**Problem:** Check every line of the entries below for the word "Friday", and copy the ones that have it.
** start **
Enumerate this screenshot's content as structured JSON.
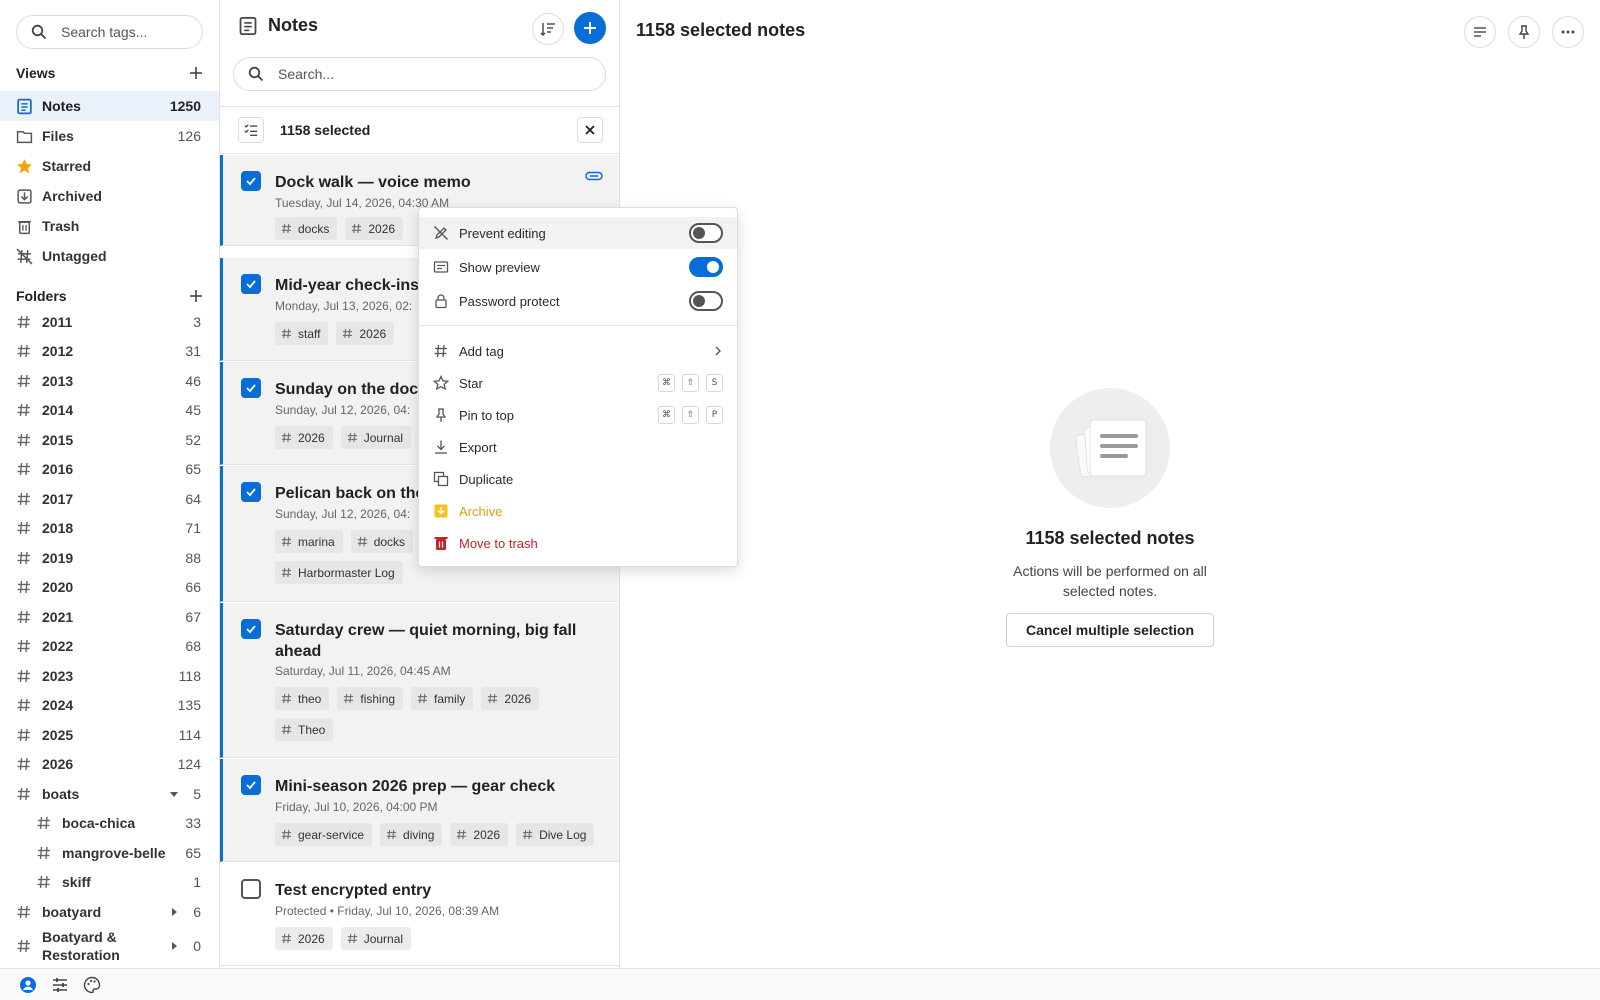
{
  "tag_search": {
    "placeholder": "Search tags..."
  },
  "views": {
    "heading": "Views",
    "items": [
      {
        "label": "Notes",
        "count": "1250"
      },
      {
        "label": "Files",
        "count": "126"
      },
      {
        "label": "Starred",
        "count": ""
      },
      {
        "label": "Archived",
        "count": ""
      },
      {
        "label": "Trash",
        "count": ""
      },
      {
        "label": "Untagged",
        "count": ""
      }
    ]
  },
  "folders": {
    "heading": "Folders",
    "items": [
      {
        "label": "2011",
        "count": "3"
      },
      {
        "label": "2012",
        "count": "31"
      },
      {
        "label": "2013",
        "count": "46"
      },
      {
        "label": "2014",
        "count": "45"
      },
      {
        "label": "2015",
        "count": "52"
      },
      {
        "label": "2016",
        "count": "65"
      },
      {
        "label": "2017",
        "count": "64"
      },
      {
        "label": "2018",
        "count": "71"
      },
      {
        "label": "2019",
        "count": "88"
      },
      {
        "label": "2020",
        "count": "66"
      },
      {
        "label": "2021",
        "count": "67"
      },
      {
        "label": "2022",
        "count": "68"
      },
      {
        "label": "2023",
        "count": "118"
      },
      {
        "label": "2024",
        "count": "135"
      },
      {
        "label": "2025",
        "count": "114"
      },
      {
        "label": "2026",
        "count": "124"
      },
      {
        "label": "boats",
        "count": "5"
      },
      {
        "label": "boca-chica",
        "count": "33"
      },
      {
        "label": "mangrove-belle",
        "count": "65"
      },
      {
        "label": "skiff",
        "count": "1"
      },
      {
        "label": "boatyard",
        "count": "6"
      },
      {
        "label": "Boatyard & Restoration",
        "count": "0"
      }
    ]
  },
  "notes_panel": {
    "title": "Notes",
    "search_placeholder": "Search...",
    "selection_text": "1158 selected"
  },
  "notes": [
    {
      "title": "Dock walk — voice memo",
      "date": "Tuesday, Jul 14, 2026, 04:30 AM",
      "tags": [
        "docks",
        "2026"
      ]
    },
    {
      "title": "Mid-year check-ins",
      "date": "Monday, Jul 13, 2026, 02:",
      "tags": [
        "staff",
        "2026"
      ]
    },
    {
      "title": "Sunday on the dock",
      "date": "Sunday, Jul 12, 2026, 04:",
      "tags": [
        "2026",
        "Journal"
      ]
    },
    {
      "title": "Pelican back on the",
      "date": "Sunday, Jul 12, 2026, 04:",
      "tags": [
        "marina",
        "docks",
        "Harbormaster Log"
      ]
    },
    {
      "title": "Saturday crew — quiet morning, big fall ahead",
      "date": "Saturday, Jul 11, 2026, 04:45 AM",
      "tags": [
        "theo",
        "fishing",
        "family",
        "2026",
        "Theo"
      ]
    },
    {
      "title": "Mini-season 2026 prep — gear check",
      "date": "Friday, Jul 10, 2026, 04:00 PM",
      "tags": [
        "gear-service",
        "diving",
        "2026",
        "Dive Log"
      ]
    },
    {
      "title": "Test encrypted entry",
      "date": "Protected • Friday, Jul 10, 2026, 08:39 AM",
      "tags": [
        "2026",
        "Journal"
      ]
    }
  ],
  "editor": {
    "title": "1158 selected notes",
    "empty_title": "1158 selected notes",
    "empty_desc": "Actions will be performed on all selected notes.",
    "cancel_label": "Cancel multiple selection"
  },
  "menu": {
    "prevent_editing": "Prevent editing",
    "show_preview": "Show preview",
    "password_protect": "Password protect",
    "add_tag": "Add tag",
    "star": "Star",
    "pin_to_top": "Pin to top",
    "export": "Export",
    "duplicate": "Duplicate",
    "archive": "Archive",
    "move_to_trash": "Move to trash",
    "shortcut_cmd": "⌘",
    "shortcut_shift": "⇧",
    "star_key": "S",
    "pin_key": "P"
  },
  "colors": {
    "accent": "#086dd6",
    "star": "#f2a40a",
    "archive": "#d6a500",
    "trash": "#cc2128"
  }
}
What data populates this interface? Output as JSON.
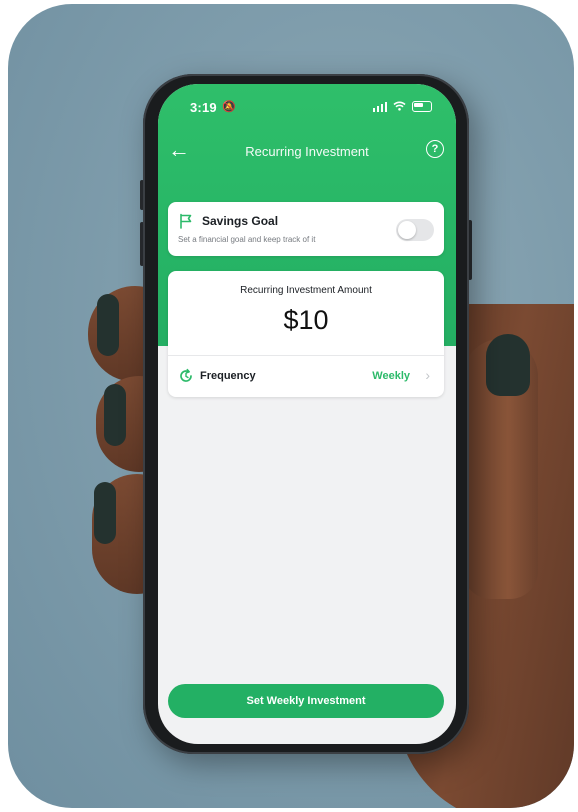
** end **
**Answer to this task:**
      "date": "Friday, Jul 10, 2026, 04:00 PM",
      "date": "Protected • Friday, Jul 10, 2026, 08:39 AM",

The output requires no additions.